::: 选读文本 :::

多线程需要用到threading模块,
通过这种方法可以创建线程:
from threading import Thread
t_list = []
# 创建多个线程,括号里面3表示3个线程
for i in range(3):
t = Thread(target='执行的函数')
t_list.append(t)
t.start()
程序结束之后不要忘了回收线程
for t in t_list:
t.join()
多线程需要考虑两个问题,
第一个:对目标网页的访问不能有重复的
第二个:抓取出来的数据在保存文件或数据库时,必须保证不能有数据丢失
先来解决第一个问题: 对url来讲, 可以用队列来保证每次不同线程获取到的都是不同的url
导入模块(代码都是小米应用商店的抓取为例)
from queue import Queue
# 创建队列对象
q = Queue()
# URL入队列
q.put(url)
# 获取队列里的url
q.get()
通过队列, 现在保证了每次抓取到的数据都不会重复,也保证了所有的数据都能获取到,然后是数据存入本地文件或者数据库的时候, 不能有数据丢失,就必须保证每次进行写入操作的时候,只能有一个线程在执行写入操作.这里引用Lock方法,给写入操作加上一把锁,每次获取到锁的线程才能进行写入操作.在一个线程操作完之后释放锁
from threading import Lock
lock = Lock()
# 上锁
lock.acquire()
# 释放锁
lock.release()
下面是完整的代码
import requests
from fake_useragent import UserAgent
from threading import Thread
from queue import Queue
import time
from lxml import etree
import pymysql
import random
from threading import Lock
import math
class XiaoMiSpider(object):
def __init__(self):
self.base_url = 'http://app.mi.com/'
self.type_url = 'http://app.mi.com/categotyAllListApi?page={}&categoryId={}&pageSize=30'
self.q = Queue() # 创建队列
self.ua = UserAgent()
self.i = 0
self.app_type_list_info = []
self.conn = pymysql.connect('127.0.0.1', '用户名', '密码', 'xm_db', charset='utf8mb4')
self.cursor = self.conn.cursor()
self.lock = Lock() # 创建锁
def get_type_info(self):
headers = {'User-Agent': self.ua.random}
html = requests.get(self.base_url, headers=headers).text
parse_html = etree.HTML(html)
base_info = parse_html.xpath('//div[@class="sidebar"]/div[2]/ul/li')

::: 资料 :::

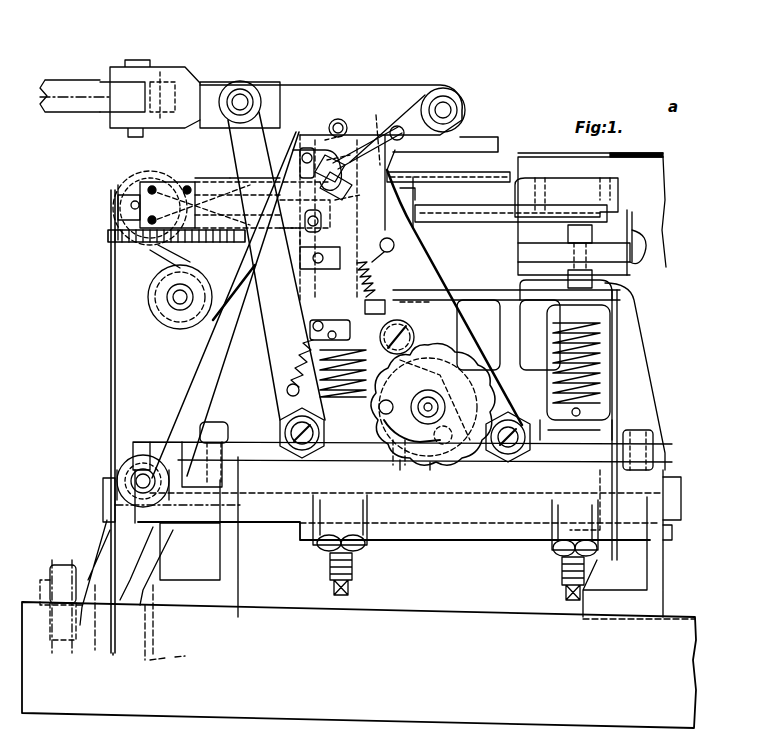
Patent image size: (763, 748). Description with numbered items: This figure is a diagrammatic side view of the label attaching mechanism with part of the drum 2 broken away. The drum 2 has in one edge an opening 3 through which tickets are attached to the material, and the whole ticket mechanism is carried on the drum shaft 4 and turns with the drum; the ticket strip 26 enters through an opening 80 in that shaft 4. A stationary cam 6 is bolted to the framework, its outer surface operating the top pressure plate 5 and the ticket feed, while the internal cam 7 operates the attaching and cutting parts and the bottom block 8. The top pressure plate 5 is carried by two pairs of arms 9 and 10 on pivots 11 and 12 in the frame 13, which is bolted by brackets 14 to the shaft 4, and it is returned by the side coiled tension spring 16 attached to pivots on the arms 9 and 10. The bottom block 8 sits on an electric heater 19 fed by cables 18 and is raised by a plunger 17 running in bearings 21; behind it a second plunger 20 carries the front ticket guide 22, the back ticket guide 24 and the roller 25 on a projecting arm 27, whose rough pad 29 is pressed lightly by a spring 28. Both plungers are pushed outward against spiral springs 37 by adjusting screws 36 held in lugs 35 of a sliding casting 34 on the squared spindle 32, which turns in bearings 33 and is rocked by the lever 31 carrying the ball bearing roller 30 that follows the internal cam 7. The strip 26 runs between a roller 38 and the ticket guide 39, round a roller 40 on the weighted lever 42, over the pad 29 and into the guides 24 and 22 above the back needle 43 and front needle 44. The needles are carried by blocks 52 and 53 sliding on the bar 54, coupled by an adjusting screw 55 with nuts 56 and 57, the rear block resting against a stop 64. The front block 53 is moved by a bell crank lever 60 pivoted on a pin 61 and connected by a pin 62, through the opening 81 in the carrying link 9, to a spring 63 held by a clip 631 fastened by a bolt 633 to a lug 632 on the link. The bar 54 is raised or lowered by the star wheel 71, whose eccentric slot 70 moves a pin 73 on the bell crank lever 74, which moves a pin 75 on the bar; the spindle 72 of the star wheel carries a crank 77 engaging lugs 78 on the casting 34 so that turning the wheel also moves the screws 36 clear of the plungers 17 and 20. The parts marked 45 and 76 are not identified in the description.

The drum 2 is at (638, 201).
The opening 3 is at (590, 199).
The drum shaft 4 is at (424, 590).
The top pressure plate 5 is at (478, 150).
The stationary cam 6 is at (75, 96).
The internal cam 7 is at (104, 598).
The bottom pressure block 8 is at (566, 190).
The arms 9 is at (400, 158).
The arms 10 is at (230, 133).
The pivot 11 is at (512, 418).
The pivot 12 is at (286, 433).
The frame of the machine 13 is at (470, 292).
The brackets 14 is at (240, 552).
The side coiled tension spring 16 is at (388, 272).
The plunger 17 is at (590, 378).
The cables 18 is at (645, 256).
The electric heater 19 is at (580, 240).
The second plunger 20 is at (330, 468).
The bearings 21 is at (568, 361).
The front ticket guide 22 is at (448, 167).
The back ticket guide 24 is at (314, 166).
The roller 25 is at (150, 197).
The ticket strip 26 is at (180, 385).
The projecting arm 27 is at (205, 170).
The spring 28 is at (283, 138).
The rough pad 29 is at (246, 166).
The ball bearing roller 30 is at (62, 607).
The rocking lever 31 is at (138, 555).
The spindle 32 is at (278, 512).
The bearings 33 is at (678, 538).
The sliding casting 34 is at (410, 538).
The lugs 35 is at (455, 525).
The adjusting screws 36 is at (560, 575).
The spiral springs 37 is at (290, 383).
The roller 38 is at (108, 470).
The ticket guide 39 is at (115, 384).
The roller 40 is at (174, 302).
The weighted lever 42 is at (158, 262).
The back needle 43 is at (310, 226).
The front needle 44 is at (407, 192).
The head 45 is at (150, 98).
The rear needle block 52 is at (200, 205).
The front needle block 53 is at (415, 196).
The bar 54 is at (463, 210).
The adjusting screw 55 is at (150, 262).
The adjusting nuts 56 is at (112, 244).
The adjusting nuts 57 is at (220, 252).
The bell crank lever 60 is at (345, 135).
The pin 61 is at (333, 116).
The pin 62 is at (398, 126).
The spring 63 is at (379, 128).
The stop 64 is at (130, 197).
The slot 70 is at (412, 418).
The star wheel 71 is at (444, 397).
The spindle 72 is at (428, 396).
The pin 73 is at (382, 398).
The bell crank lever 74 is at (406, 322).
The pin 75 is at (313, 327).
The dial base 76 is at (418, 455).
The crank portion 77 is at (451, 420).
The lugs 78 is at (430, 470).
The opening 80 is at (177, 634).
The opening 81 is at (425, 95).
The clip 631 is at (345, 150).
The lug 632 is at (335, 165).
The bolt 633 is at (325, 135).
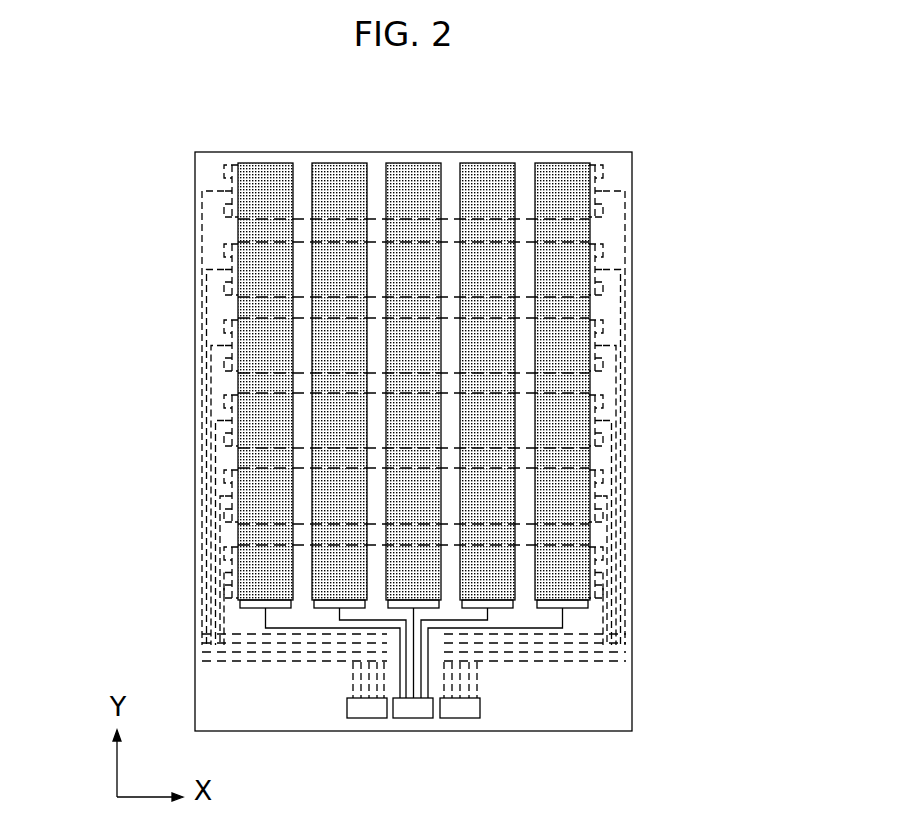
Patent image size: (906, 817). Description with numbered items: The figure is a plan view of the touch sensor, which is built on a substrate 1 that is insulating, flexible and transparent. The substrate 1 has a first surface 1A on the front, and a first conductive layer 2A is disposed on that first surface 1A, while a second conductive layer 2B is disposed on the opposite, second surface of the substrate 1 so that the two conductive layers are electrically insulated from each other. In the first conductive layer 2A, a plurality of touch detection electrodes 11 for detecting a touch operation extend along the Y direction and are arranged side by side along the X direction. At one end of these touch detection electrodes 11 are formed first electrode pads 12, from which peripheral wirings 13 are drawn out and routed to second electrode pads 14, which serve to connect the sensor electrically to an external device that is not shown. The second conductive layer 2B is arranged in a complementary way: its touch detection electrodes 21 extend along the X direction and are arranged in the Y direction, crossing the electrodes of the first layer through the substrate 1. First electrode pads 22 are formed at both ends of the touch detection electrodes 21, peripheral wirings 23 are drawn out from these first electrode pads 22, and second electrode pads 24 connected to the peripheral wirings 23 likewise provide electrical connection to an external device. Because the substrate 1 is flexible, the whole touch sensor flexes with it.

:::

#### 练习题:
a) 将多线程爬虫一文中从“# 获取队列里的url”开始、到“lock.acquire()”结束的部分重新写出，并把其中的“写入操作”一律改为“保存操作”。
b) 请接在多线程爬虫一文最后一行之后，续写后面的内容。

#### 逐题答案:
a)
# 获取队列里的url
q.get()
通过队列, 现在保证了每次抓取到的数据都不会重复,也保证了所有的数据都能获取到,然后是数据存入本地文件或者数据库的时候, 不能有数据丢失,就必须保证每次进行保存操作的时候,只能有一个线程在执行保存操作.这里引用Lock方法,给保存操作加上一把锁,每次获取到锁的线程才能进行保存操作.在一个线程操作完之后释放锁
from threading import Lock
lock = Lock()
# 上锁
lock.acquire()

b)
for info in base_info:
category_id = info.xpath('./a/@href')[0].split('/')[-1]
app_count = self.get_app_num(category_id)
self.app_type_list_info.append((category_id, app_count))
print('app类型列表抓取完毕!')
self.url_in()
def get_app_num(self, category_id):
url = self.type_url.format(0, category_id)
headers = {'User-Agent': self.ua.random}
html = requests.get(url, headers=headers).json()
app_count = html['count']
return app_count
# URL入队列
def url_in(self):
for info in self.app_type_list_info:
for page in range(math.ceil(int(info[1]) // 30)):
url = self.type_url.format(page, info[0])
self.q.put(url)
# 线程事件type_id
def get_data(self):
while True:
if not self.q.empty():
url = self.q.get()
headers = {'User-Agent': self.ua.random}
html = requests.get(url, headers=headers).json()
self.parse_html(html)
else:
break
def parse_html(self, html):
app_list = []
time.sleep(2)
for info in html['data']:
app_name = info['displayName']
app_link = 'http://app.mi.com/details?id=' + info['packageName']
app_type = info['level1CategoryName']
app_list.append([app_type, app_name, app_link])
self.i += 1
print(f'{app_name}抓取完毕')
self.save_to_file(app_list)
time.sleep(random.randint(1, 3))
def save_to_file(self, app_list):
self.lock.acquire()
ins = 'insert into app_info (app_type, app_name, app_link) values (%s,%s,%s)'
try:
self.cursor.executemany(ins, app_list)
except Exception as e:
print('error', e)
self.lock.release()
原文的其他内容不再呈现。